### DIRECTIONS
Write out the entries verbatim and leave the images out of the copy.

[Figure data in JSON]
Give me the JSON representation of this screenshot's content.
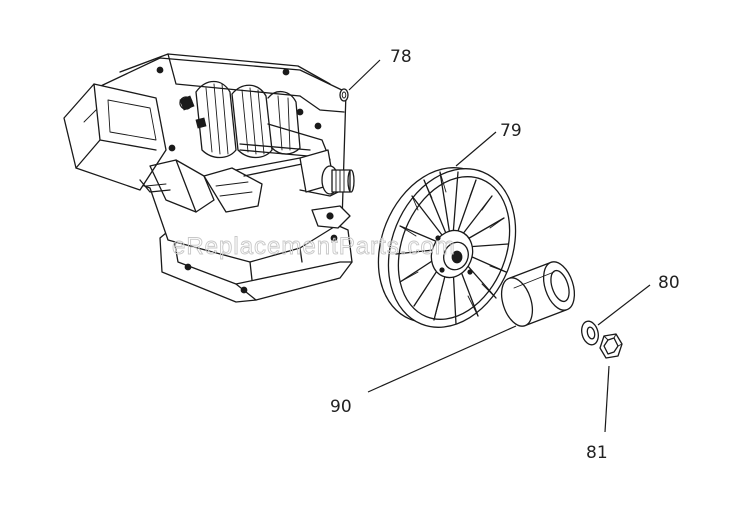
{
  "watermark": "eReplacementParts.com",
  "callouts": [
    {
      "id": "78",
      "label": "78"
    },
    {
      "id": "79",
      "label": "79"
    },
    {
      "id": "80",
      "label": "80"
    },
    {
      "id": "81",
      "label": "81"
    },
    {
      "id": "90",
      "label": "90"
    }
  ],
  "colors": {
    "ink": "#1a1a1a",
    "background": "#ffffff",
    "watermark": "#c8c8c8"
  }
}
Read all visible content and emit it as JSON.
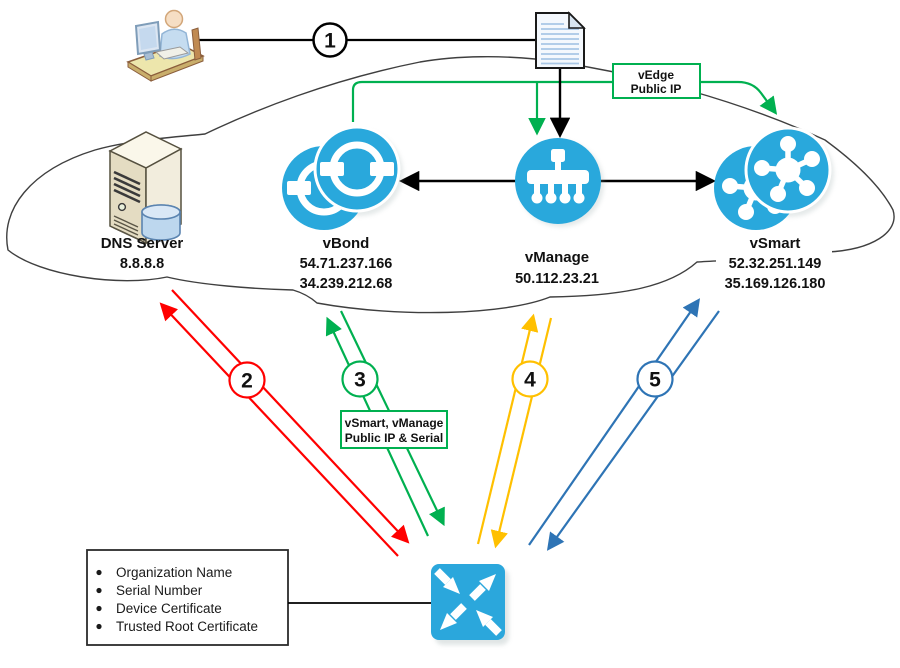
{
  "colors": {
    "node_blue": "#29A8DC",
    "green": "#00B050",
    "red": "#FF0000",
    "yellow": "#FFC000",
    "arrow_blue": "#2E74B5",
    "black": "#000000",
    "cloud_stroke": "#3F3F3F"
  },
  "icons": {
    "admin": "person-at-computer-icon",
    "config_document": "document-icon",
    "dns": "server-tower-icon",
    "vbond": "vbond-orchestrator-icon",
    "vmanage": "vmanage-nms-icon",
    "vsmart": "vsmart-controller-icon",
    "vedge": "vedge-router-icon"
  },
  "steps": [
    "1",
    "2",
    "3",
    "4",
    "5"
  ],
  "nodes": {
    "dns": {
      "label": "DNS Server",
      "ip1": "8.8.8.8"
    },
    "vbond": {
      "label": "vBond",
      "ip1": "54.71.237.166",
      "ip2": "34.239.212.68"
    },
    "vmanage": {
      "label": "vManage",
      "ip1": "50.112.23.21"
    },
    "vsmart": {
      "label": "vSmart",
      "ip1": "52.32.251.149",
      "ip2": "35.169.126.180"
    }
  },
  "callouts": {
    "vedge_public_ip": {
      "line1": "vEdge",
      "line2": "Public IP"
    },
    "serial_exchange": {
      "line1": "vSmart, vManage",
      "line2": "Public IP & Serial"
    }
  },
  "bullet_box": {
    "items": [
      "Organization Name",
      "Serial Number",
      "Device Certificate",
      "Trusted Root Certificate"
    ]
  }
}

### EXERCISE RESPONSE
Give me the JSON representation of this screenshot's content.
{
  "watermark": "eReplacementParts.com",
  "callouts": [
    {
      "id": "78",
      "label": "78"
    },
    {
      "id": "79",
      "label": "79"
    },
    {
      "id": "80",
      "label": "80"
    },
    {
      "id": "81",
      "label": "81"
    },
    {
      "id": "90",
      "label": "90"
    }
  ],
  "colors": {
    "ink": "#1a1a1a",
    "background": "#ffffff",
    "watermark": "#c8c8c8"
  }
}
Read all visible content and emit it as JSON.
{
  "colors": {
    "node_blue": "#29A8DC",
    "green": "#00B050",
    "red": "#FF0000",
    "yellow": "#FFC000",
    "arrow_blue": "#2E74B5",
    "black": "#000000",
    "cloud_stroke": "#3F3F3F"
  },
  "icons": {
    "admin": "person-at-computer-icon",
    "config_document": "document-icon",
    "dns": "server-tower-icon",
    "vbond": "vbond-orchestrator-icon",
    "vmanage": "vmanage-nms-icon",
    "vsmart": "vsmart-controller-icon",
    "vedge": "vedge-router-icon"
  },
  "steps": [
    "1",
    "2",
    "3",
    "4",
    "5"
  ],
  "nodes": {
    "dns": {
      "label": "DNS Server",
      "ip1": "8.8.8.8"
    },
    "vbond": {
      "label": "vBond",
      "ip1": "54.71.237.166",
      "ip2": "34.239.212.68"
    },
    "vmanage": {
      "label": "vManage",
      "ip1": "50.112.23.21"
    },
    "vsmart": {
      "label": "vSmart",
      "ip1": "52.32.251.149",
      "ip2": "35.169.126.180"
    }
  },
  "callouts": {
    "vedge_public_ip": {
      "line1": "vEdge",
      "line2": "Public IP"
    },
    "serial_exchange": {
      "line1": "vSmart, vManage",
      "line2": "Public IP & Serial"
    }
  },
  "bullet_box": {
    "items": [
      "Organization Name",
      "Serial Number",
      "Device Certificate",
      "Trusted Root Certificate"
    ]
  }
}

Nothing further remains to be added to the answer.